[Source data]
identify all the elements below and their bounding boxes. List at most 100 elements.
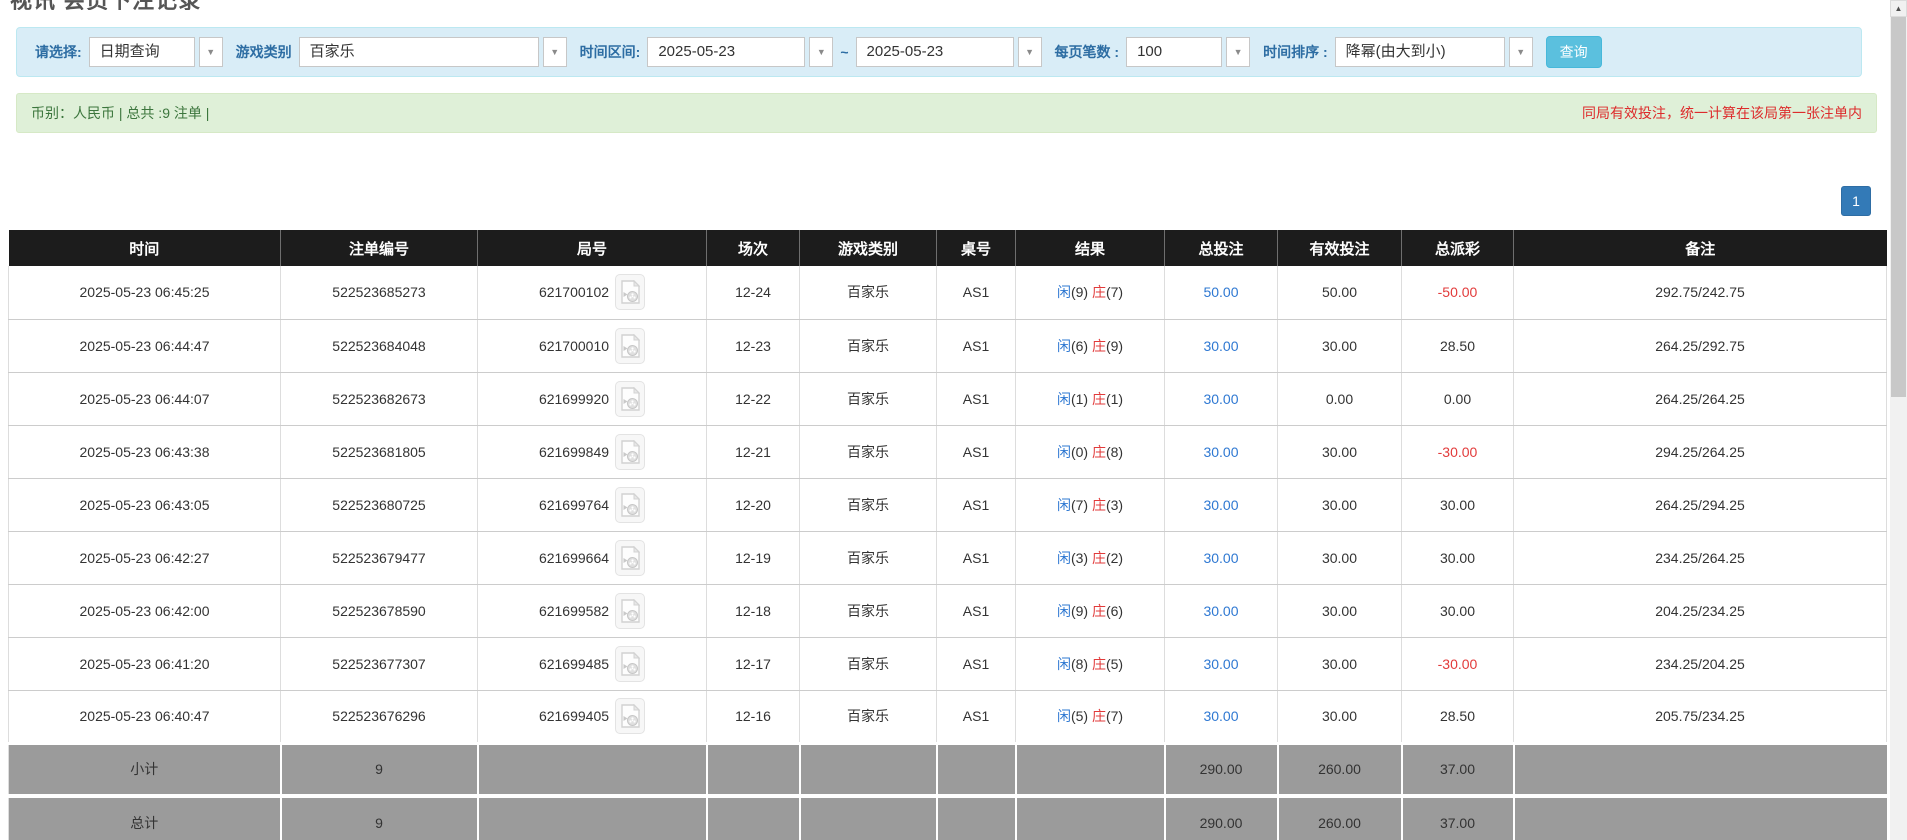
query-type-select[interactable]: 日期查询 ▼ — [89, 37, 223, 67]
total-count: 9 — [281, 796, 478, 840]
cell-bet-id: 522523680725 — [281, 478, 478, 531]
cell-game-type: 百家乐 — [800, 372, 937, 425]
header-cell: 注单编号 — [281, 230, 478, 266]
cell-table-no: AS1 — [937, 584, 1016, 637]
page-button-1[interactable]: 1 — [1841, 186, 1871, 216]
total-bet-link[interactable]: 30.00 — [1203, 444, 1238, 460]
result-banker: 庄 — [1092, 656, 1106, 672]
total-bet-link[interactable]: 30.00 — [1203, 497, 1238, 513]
total-bet-link[interactable]: 30.00 — [1203, 603, 1238, 619]
grand-total-row: 总计 9 290.00 260.00 37.00 — [9, 796, 1887, 840]
table-body: 2025-05-23 06:45:25 522523685273 6217001… — [9, 266, 1887, 840]
cell-total-bet: 30.00 — [1165, 637, 1278, 690]
bet-records-table: 时间注单编号局号场次游戏类别桌号结果总投注有效投注总派彩备注 2025-05-2… — [8, 230, 1887, 840]
result-banker: 庄 — [1092, 603, 1106, 619]
chevron-down-icon[interactable]: ▼ — [809, 37, 833, 67]
total-bet-link[interactable]: 30.00 — [1203, 708, 1238, 724]
cell-valid-bet: 30.00 — [1278, 319, 1402, 372]
video-record-button[interactable] — [615, 487, 645, 523]
cell-session: 12-18 — [707, 584, 800, 637]
video-record-button[interactable] — [615, 593, 645, 629]
subtotal-row: 小计 9 290.00 260.00 37.00 — [9, 743, 1887, 796]
cell-payout: -30.00 — [1402, 425, 1514, 478]
cell-game-type: 百家乐 — [800, 637, 937, 690]
video-record-button[interactable] — [615, 274, 645, 310]
table-row: 2025-05-23 06:43:38 522523681805 6216998… — [9, 425, 1887, 478]
sort-select[interactable]: 降幂(由大到小) ▼ — [1335, 37, 1533, 67]
cell-result: 闲(6) 庄(9) — [1016, 319, 1165, 372]
vertical-scrollbar[interactable]: ▲ — [1890, 0, 1907, 840]
time-range-label: 时间区间: — [580, 42, 641, 62]
cell-session: 12-22 — [707, 372, 800, 425]
total-bet-link[interactable]: 30.00 — [1203, 656, 1238, 672]
note-same-round: 同局有效投注，统一计算在该局第一张注单内 — [1582, 103, 1862, 123]
payout-sum: 37.00 — [1402, 743, 1514, 796]
cell-bet-id: 522523684048 — [281, 319, 478, 372]
payout-value: -30.00 — [1438, 656, 1478, 672]
cell-payout: 28.50 — [1402, 690, 1514, 743]
cell-table-no: AS1 — [937, 478, 1016, 531]
video-record-button[interactable] — [615, 381, 645, 417]
cell-total-bet: 50.00 — [1165, 266, 1278, 319]
cell-valid-bet: 30.00 — [1278, 690, 1402, 743]
result-player: 闲 — [1057, 656, 1071, 672]
currency-summary: 币别：人民币 | 总共 :9 注单 | — [31, 103, 209, 123]
cell-payout: 30.00 — [1402, 531, 1514, 584]
page-size-value[interactable]: 100 — [1126, 37, 1222, 67]
cell-valid-bet: 30.00 — [1278, 425, 1402, 478]
video-record-button[interactable] — [615, 698, 645, 734]
scrollbar-thumb[interactable] — [1891, 17, 1906, 397]
table-row: 2025-05-23 06:42:00 522523678590 6216995… — [9, 584, 1887, 637]
cell-bet-id: 522523679477 — [281, 531, 478, 584]
video-record-icon — [621, 546, 640, 570]
query-type-value[interactable]: 日期查询 — [89, 37, 195, 67]
result-player: 闲 — [1057, 550, 1071, 566]
result-player: 闲 — [1057, 708, 1071, 724]
cell-time: 2025-05-23 06:43:38 — [9, 425, 281, 478]
chevron-down-icon[interactable]: ▼ — [199, 37, 223, 67]
cell-session: 12-19 — [707, 531, 800, 584]
scroll-up-icon[interactable]: ▲ — [1890, 0, 1907, 17]
video-record-icon — [621, 280, 640, 304]
header-cell: 结果 — [1016, 230, 1165, 266]
cell-round-no: 621699664 — [478, 531, 707, 584]
payout-value: 30.00 — [1440, 497, 1475, 513]
page-size-select[interactable]: 100 ▼ — [1126, 37, 1250, 67]
cell-remark: 204.25/234.25 — [1514, 584, 1887, 637]
chevron-down-icon[interactable]: ▼ — [543, 37, 567, 67]
date-from-value[interactable]: 2025-05-23 — [647, 37, 805, 67]
video-record-icon — [621, 440, 640, 464]
video-record-button[interactable] — [615, 434, 645, 470]
game-type-select[interactable]: 百家乐 ▼ — [299, 37, 567, 67]
video-record-button[interactable] — [615, 540, 645, 576]
game-type-value[interactable]: 百家乐 — [299, 37, 539, 67]
video-record-icon — [621, 599, 640, 623]
cell-total-bet: 30.00 — [1165, 531, 1278, 584]
cell-round-no: 621700102 — [478, 266, 707, 319]
total-bet-link[interactable]: 30.00 — [1203, 391, 1238, 407]
date-to-value[interactable]: 2025-05-23 — [856, 37, 1014, 67]
total-bet-link[interactable]: 30.00 — [1203, 338, 1238, 354]
total-bet-link[interactable]: 50.00 — [1203, 284, 1238, 300]
chevron-down-icon[interactable]: ▼ — [1509, 37, 1533, 67]
cell-table-no: AS1 — [937, 531, 1016, 584]
date-to-select[interactable]: 2025-05-23 ▼ — [856, 37, 1042, 67]
sort-value[interactable]: 降幂(由大到小) — [1335, 37, 1505, 67]
chevron-down-icon[interactable]: ▼ — [1226, 37, 1250, 67]
cell-round-no: 621699764 — [478, 478, 707, 531]
result-banker: 庄 — [1092, 708, 1106, 724]
cell-time: 2025-05-23 06:40:47 — [9, 690, 281, 743]
video-record-button[interactable] — [615, 646, 645, 682]
video-record-button[interactable] — [615, 328, 645, 364]
chevron-down-icon[interactable]: ▼ — [1018, 37, 1042, 67]
header-cell: 场次 — [707, 230, 800, 266]
cell-session: 12-17 — [707, 637, 800, 690]
search-button[interactable]: 查询 — [1546, 36, 1602, 68]
cell-total-bet: 30.00 — [1165, 425, 1278, 478]
date-range-tilde: ~ — [840, 44, 848, 60]
total-bet-sum: 290.00 — [1165, 743, 1278, 796]
total-label: 总计 — [9, 796, 281, 840]
date-from-select[interactable]: 2025-05-23 ▼ — [647, 37, 833, 67]
cell-round-no: 621699485 — [478, 637, 707, 690]
total-bet-link[interactable]: 30.00 — [1203, 550, 1238, 566]
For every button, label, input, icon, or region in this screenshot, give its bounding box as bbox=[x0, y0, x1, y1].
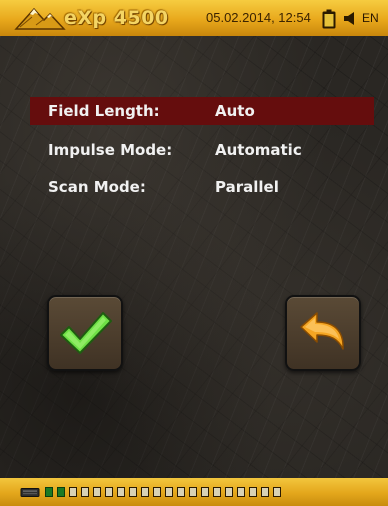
impulse-mode-value: Automatic bbox=[215, 141, 302, 159]
impulse-mode-label: Impulse Mode: bbox=[48, 141, 173, 159]
scan-mode-label: Scan Mode: bbox=[48, 178, 146, 196]
logo-text: eXp 4500 bbox=[64, 7, 169, 29]
settings-screen: Field Length: Auto Impulse Mode: Automat… bbox=[0, 36, 388, 478]
memory-segment bbox=[165, 487, 173, 497]
confirm-button[interactable] bbox=[47, 295, 123, 371]
language-indicator[interactable]: EN bbox=[362, 0, 379, 37]
memory-segment bbox=[249, 487, 257, 497]
memory-segment bbox=[273, 487, 281, 497]
memory-chip-icon bbox=[20, 488, 40, 497]
memory-segment bbox=[261, 487, 269, 497]
memory-segment bbox=[237, 487, 245, 497]
memory-segment bbox=[141, 487, 149, 497]
memory-segment bbox=[201, 487, 209, 497]
battery-icon bbox=[322, 9, 336, 29]
memory-level-indicator bbox=[45, 487, 285, 498]
field-length-value: Auto bbox=[215, 102, 255, 120]
memory-segment bbox=[105, 487, 113, 497]
memory-segment bbox=[129, 487, 137, 497]
memory-bar bbox=[0, 478, 388, 506]
settings-row-impulse-mode[interactable]: Impulse Mode: Automatic bbox=[30, 136, 374, 164]
status-bar: eXp 4500 05.02.2014, 12:54 EN bbox=[0, 0, 388, 36]
date-time: 05.02.2014, 12:54 bbox=[206, 10, 311, 25]
device-logo: eXp 4500 bbox=[14, 5, 190, 31]
memory-segment bbox=[213, 487, 221, 497]
memory-segment bbox=[177, 487, 185, 497]
mountain-logo-icon bbox=[14, 7, 66, 30]
memory-segment bbox=[45, 487, 53, 497]
memory-segment bbox=[93, 487, 101, 497]
checkmark-icon bbox=[60, 312, 112, 354]
back-arrow-icon bbox=[300, 312, 344, 350]
settings-row-scan-mode[interactable]: Scan Mode: Parallel bbox=[30, 173, 374, 201]
memory-segment bbox=[153, 487, 161, 497]
field-length-label: Field Length: bbox=[48, 102, 160, 120]
speaker-icon bbox=[344, 12, 354, 25]
memory-segment bbox=[81, 487, 89, 497]
scan-mode-value: Parallel bbox=[215, 178, 279, 196]
back-button[interactable] bbox=[285, 295, 361, 371]
device-screen: eXp 4500 05.02.2014, 12:54 EN Field Leng… bbox=[0, 0, 388, 506]
memory-segment bbox=[225, 487, 233, 497]
memory-segment bbox=[69, 487, 77, 497]
settings-row-field-length[interactable]: Field Length: Auto bbox=[30, 97, 374, 125]
memory-segment bbox=[57, 487, 65, 497]
memory-segment bbox=[117, 487, 125, 497]
memory-segment bbox=[189, 487, 197, 497]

(OBJECTIVE):
Format the lines from the one containing "query-type-select[interactable]: 日期查询 ▼" through the one containing "page-button-1[interactable]: 1 —", both included, as a Markdown table with the columns No. and Line. Number each row and leave out blank lines.

(EXERCISE RESULT):
| No. | Line |
|---|---|
| 1 | query-type-select[interactable]: 日期查询 ▼ — [89, 37, 223, 67] |
| 2 | total-count: 9 — [281, 796, 478, 840] |
| 3 | cell-bet-id: 522523680725 — [281, 478, 478, 531] |
| 4 | cell-game-type: 百家乐 — [800, 372, 937, 425] |
| 5 | header-cell: 注单编号 — [281, 230, 478, 266] |
| 6 | cell-table-no: AS1 — [937, 584, 1016, 637] |
| 7 | page-button-1[interactable]: 1 — [1841, 186, 1871, 216] |